WORK REQUIRED
From the first line of the items through the line holding "text-line: ity List [0,783,194,853]", inclusive, lay out each line as one string in a JSON list, leaving out blank lines.

RECORD EXTRACTS
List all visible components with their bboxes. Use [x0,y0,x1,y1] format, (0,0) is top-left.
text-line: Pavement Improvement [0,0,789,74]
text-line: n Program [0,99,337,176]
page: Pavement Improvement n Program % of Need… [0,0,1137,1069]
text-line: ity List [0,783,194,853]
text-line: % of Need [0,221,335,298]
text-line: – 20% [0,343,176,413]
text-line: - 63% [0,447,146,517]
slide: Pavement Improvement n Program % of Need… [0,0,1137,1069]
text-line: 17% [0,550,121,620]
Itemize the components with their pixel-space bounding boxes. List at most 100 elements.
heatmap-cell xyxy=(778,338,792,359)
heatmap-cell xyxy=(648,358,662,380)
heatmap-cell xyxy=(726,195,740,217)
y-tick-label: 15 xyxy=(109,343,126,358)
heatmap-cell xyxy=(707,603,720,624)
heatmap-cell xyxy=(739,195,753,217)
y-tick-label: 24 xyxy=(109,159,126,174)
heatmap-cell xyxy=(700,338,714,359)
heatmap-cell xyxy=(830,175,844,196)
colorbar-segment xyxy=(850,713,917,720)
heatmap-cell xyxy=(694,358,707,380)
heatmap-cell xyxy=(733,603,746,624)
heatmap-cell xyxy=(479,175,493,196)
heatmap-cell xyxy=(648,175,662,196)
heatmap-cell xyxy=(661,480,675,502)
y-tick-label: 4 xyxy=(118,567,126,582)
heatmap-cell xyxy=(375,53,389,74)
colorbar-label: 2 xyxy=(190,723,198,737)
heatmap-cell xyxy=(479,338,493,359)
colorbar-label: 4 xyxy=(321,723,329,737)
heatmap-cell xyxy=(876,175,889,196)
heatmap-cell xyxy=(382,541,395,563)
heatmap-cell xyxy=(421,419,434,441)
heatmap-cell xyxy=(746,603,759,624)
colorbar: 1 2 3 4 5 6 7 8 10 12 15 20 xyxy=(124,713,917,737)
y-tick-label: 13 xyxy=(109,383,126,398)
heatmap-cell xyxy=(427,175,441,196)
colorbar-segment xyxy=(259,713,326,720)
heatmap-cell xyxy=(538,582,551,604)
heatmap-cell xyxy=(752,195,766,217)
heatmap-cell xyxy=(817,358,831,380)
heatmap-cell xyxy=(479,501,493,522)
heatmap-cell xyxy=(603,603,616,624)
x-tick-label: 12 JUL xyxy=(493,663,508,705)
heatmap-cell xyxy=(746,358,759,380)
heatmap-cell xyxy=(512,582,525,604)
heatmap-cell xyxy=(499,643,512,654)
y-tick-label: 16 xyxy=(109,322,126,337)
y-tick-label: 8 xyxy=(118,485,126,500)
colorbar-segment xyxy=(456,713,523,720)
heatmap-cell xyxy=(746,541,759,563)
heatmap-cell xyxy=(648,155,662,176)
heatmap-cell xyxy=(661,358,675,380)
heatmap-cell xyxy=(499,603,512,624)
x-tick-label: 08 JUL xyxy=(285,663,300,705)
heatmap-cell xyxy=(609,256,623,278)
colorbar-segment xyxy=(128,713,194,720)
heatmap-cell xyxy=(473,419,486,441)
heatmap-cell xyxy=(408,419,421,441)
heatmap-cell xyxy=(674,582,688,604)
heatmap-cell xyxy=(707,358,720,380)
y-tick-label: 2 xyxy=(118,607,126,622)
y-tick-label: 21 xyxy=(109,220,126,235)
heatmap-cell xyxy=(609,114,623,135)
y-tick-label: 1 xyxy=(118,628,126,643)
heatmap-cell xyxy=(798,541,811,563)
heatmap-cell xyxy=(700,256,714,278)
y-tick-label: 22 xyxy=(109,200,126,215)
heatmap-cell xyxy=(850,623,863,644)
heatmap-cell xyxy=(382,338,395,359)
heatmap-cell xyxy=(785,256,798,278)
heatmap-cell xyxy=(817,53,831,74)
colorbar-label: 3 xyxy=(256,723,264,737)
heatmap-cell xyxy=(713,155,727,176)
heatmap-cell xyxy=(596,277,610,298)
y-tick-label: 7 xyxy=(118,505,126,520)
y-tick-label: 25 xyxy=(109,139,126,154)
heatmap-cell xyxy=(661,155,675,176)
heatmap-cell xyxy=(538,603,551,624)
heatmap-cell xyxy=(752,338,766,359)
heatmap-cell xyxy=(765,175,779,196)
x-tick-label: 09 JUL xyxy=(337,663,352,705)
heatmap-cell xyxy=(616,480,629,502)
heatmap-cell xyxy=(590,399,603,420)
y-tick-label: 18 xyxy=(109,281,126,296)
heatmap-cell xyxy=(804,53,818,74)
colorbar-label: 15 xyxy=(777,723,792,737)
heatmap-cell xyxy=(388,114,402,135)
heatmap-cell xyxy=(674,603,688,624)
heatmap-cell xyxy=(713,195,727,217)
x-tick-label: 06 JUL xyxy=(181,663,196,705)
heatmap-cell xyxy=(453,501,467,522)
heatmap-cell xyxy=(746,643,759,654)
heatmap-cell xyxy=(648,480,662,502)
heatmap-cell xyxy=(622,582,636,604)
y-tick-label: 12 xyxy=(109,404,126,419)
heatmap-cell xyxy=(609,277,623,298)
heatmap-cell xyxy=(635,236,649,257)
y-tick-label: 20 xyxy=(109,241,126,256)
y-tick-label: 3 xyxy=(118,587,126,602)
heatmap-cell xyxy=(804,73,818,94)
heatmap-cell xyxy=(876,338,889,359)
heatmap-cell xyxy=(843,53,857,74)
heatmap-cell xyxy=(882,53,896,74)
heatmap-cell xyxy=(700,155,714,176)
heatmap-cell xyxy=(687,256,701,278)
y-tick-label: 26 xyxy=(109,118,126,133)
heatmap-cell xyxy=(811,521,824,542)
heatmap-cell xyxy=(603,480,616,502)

OUTPUT BELOW
[
  "List all visible components with their bboxes. Use [x0,y0,x1,y1] format, (0,0) is top-left.",
  "text-line: Pavement Improvement [0,0,789,74]",
  "text-line: n Program [0,99,337,176]",
  "page: Pavement Improvement n Program % of Need… [0,0,1137,1069]",
  "text-line: ity List [0,783,194,853]"
]